■ DIRECTIONS
Without the pictures, return each record as it appears.

■ RECORDS FOR THIS TASK

-----

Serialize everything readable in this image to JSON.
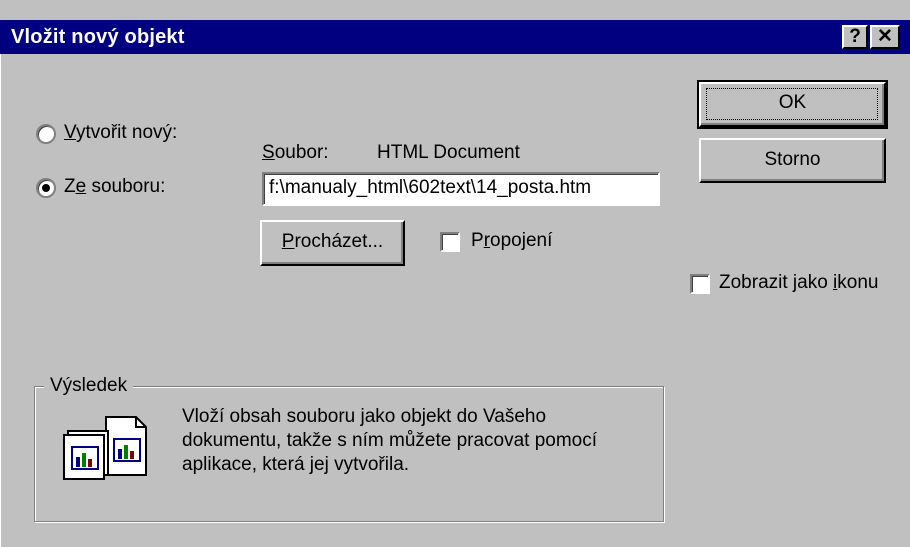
{
  "window": {
    "title": "Vložit nový objekt",
    "help_glyph": "?",
    "close_glyph": "✕"
  },
  "options": {
    "create_new": {
      "pre": "",
      "key": "V",
      "post": "ytvořit nový:",
      "selected": false
    },
    "from_file": {
      "pre": "Z",
      "key": "e",
      "post": " souboru:",
      "selected": true
    }
  },
  "file": {
    "label_key": "S",
    "label_rest": "oubor:",
    "type": "HTML Document",
    "path": "f:\\manualy_html\\602text\\14_posta.htm"
  },
  "buttons": {
    "ok": "OK",
    "cancel": "Storno",
    "browse_key": "P",
    "browse_rest": "rocházet..."
  },
  "link": {
    "pre": "P",
    "key": "r",
    "post": "opojení",
    "checked": false
  },
  "display_as_icon": {
    "pre": "Zobrazit jako ",
    "key": "i",
    "post": "konu",
    "checked": false
  },
  "result": {
    "legend": "Výsledek",
    "line1": "Vloží obsah souboru jako objekt do Vašeho",
    "line2": "dokumentu, takže s ním můžete pracovat pomocí",
    "line3": "aplikace, která jej vytvořila."
  },
  "icon": {
    "name": "document-object-icon"
  }
}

-----

■ WRITTEN ANSWER
Serialize everything readable in this image to JSON.
{
  "window": {
    "title": "Vložit nový objekt",
    "help_glyph": "?",
    "close_glyph": "✕"
  },
  "options": {
    "create_new": {
      "pre": "",
      "key": "V",
      "post": "ytvořit nový:",
      "selected": false
    },
    "from_file": {
      "pre": "Z",
      "key": "e",
      "post": " souboru:",
      "selected": true
    }
  },
  "file": {
    "label_key": "S",
    "label_rest": "oubor:",
    "type": "HTML Document",
    "path": "f:\\manualy_html\\602text\\14_posta.htm"
  },
  "buttons": {
    "ok": "OK",
    "cancel": "Storno",
    "browse_key": "P",
    "browse_rest": "rocházet..."
  },
  "link": {
    "pre": "P",
    "key": "r",
    "post": "opojení",
    "checked": false
  },
  "display_as_icon": {
    "pre": "Zobrazit jako ",
    "key": "i",
    "post": "konu",
    "checked": false
  },
  "result": {
    "legend": "Výsledek",
    "line1": "Vloží obsah souboru jako objekt do Vašeho",
    "line2": "dokumentu, takže s ním můžete pracovat pomocí",
    "line3": "aplikace, která jej vytvořila."
  },
  "icon": {
    "name": "document-object-icon"
  }
}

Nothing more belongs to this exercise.